_WHAT YOU WILL DO_: Report each line below that contains the string "Μήκος", copying every such line in full.
— Begin SUPPLIED MATERIAL —
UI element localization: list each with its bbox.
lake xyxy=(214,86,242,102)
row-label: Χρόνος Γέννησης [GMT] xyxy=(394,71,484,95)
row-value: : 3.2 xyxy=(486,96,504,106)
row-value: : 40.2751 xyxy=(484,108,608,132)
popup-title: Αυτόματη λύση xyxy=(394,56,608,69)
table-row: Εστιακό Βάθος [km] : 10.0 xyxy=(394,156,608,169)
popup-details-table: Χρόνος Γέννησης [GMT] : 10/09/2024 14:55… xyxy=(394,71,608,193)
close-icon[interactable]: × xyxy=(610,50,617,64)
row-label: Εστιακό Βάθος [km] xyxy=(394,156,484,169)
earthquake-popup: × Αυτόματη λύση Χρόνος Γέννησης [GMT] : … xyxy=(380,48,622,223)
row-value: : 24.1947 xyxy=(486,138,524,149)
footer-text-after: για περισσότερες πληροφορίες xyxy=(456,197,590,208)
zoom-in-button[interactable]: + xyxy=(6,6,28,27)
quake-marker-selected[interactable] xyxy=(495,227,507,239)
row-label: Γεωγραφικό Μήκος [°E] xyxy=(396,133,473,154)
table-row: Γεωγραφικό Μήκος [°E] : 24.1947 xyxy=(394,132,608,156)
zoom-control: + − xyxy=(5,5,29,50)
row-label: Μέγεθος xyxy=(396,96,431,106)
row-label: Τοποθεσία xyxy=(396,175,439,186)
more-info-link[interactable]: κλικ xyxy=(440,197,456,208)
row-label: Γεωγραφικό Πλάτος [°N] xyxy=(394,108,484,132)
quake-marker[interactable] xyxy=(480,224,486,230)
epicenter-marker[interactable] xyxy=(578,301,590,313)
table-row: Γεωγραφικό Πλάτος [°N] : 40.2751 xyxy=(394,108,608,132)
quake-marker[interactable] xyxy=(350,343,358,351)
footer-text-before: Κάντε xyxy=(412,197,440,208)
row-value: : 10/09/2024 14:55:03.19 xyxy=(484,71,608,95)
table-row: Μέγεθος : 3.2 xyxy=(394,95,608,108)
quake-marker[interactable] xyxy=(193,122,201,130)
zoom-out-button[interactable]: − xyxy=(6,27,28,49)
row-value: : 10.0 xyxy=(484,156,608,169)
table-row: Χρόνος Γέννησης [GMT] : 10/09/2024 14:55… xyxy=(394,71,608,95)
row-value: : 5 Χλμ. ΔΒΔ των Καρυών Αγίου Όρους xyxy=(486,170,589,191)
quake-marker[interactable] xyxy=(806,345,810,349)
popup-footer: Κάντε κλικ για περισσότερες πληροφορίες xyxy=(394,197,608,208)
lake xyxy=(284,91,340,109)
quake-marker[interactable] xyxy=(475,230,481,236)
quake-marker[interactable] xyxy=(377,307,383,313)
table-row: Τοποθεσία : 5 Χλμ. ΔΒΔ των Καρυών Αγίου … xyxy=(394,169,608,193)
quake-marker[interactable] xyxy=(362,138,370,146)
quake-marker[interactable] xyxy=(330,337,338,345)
— End SUPPLIED MATERIAL —
_RESPONSE TO THE TASK_:
row-label: Γεωγραφικό Μήκος [°E] xyxy=(396,133,473,154)
table-row: Γεωγραφικό Μήκος [°E] : 24.1947 xyxy=(394,132,608,156)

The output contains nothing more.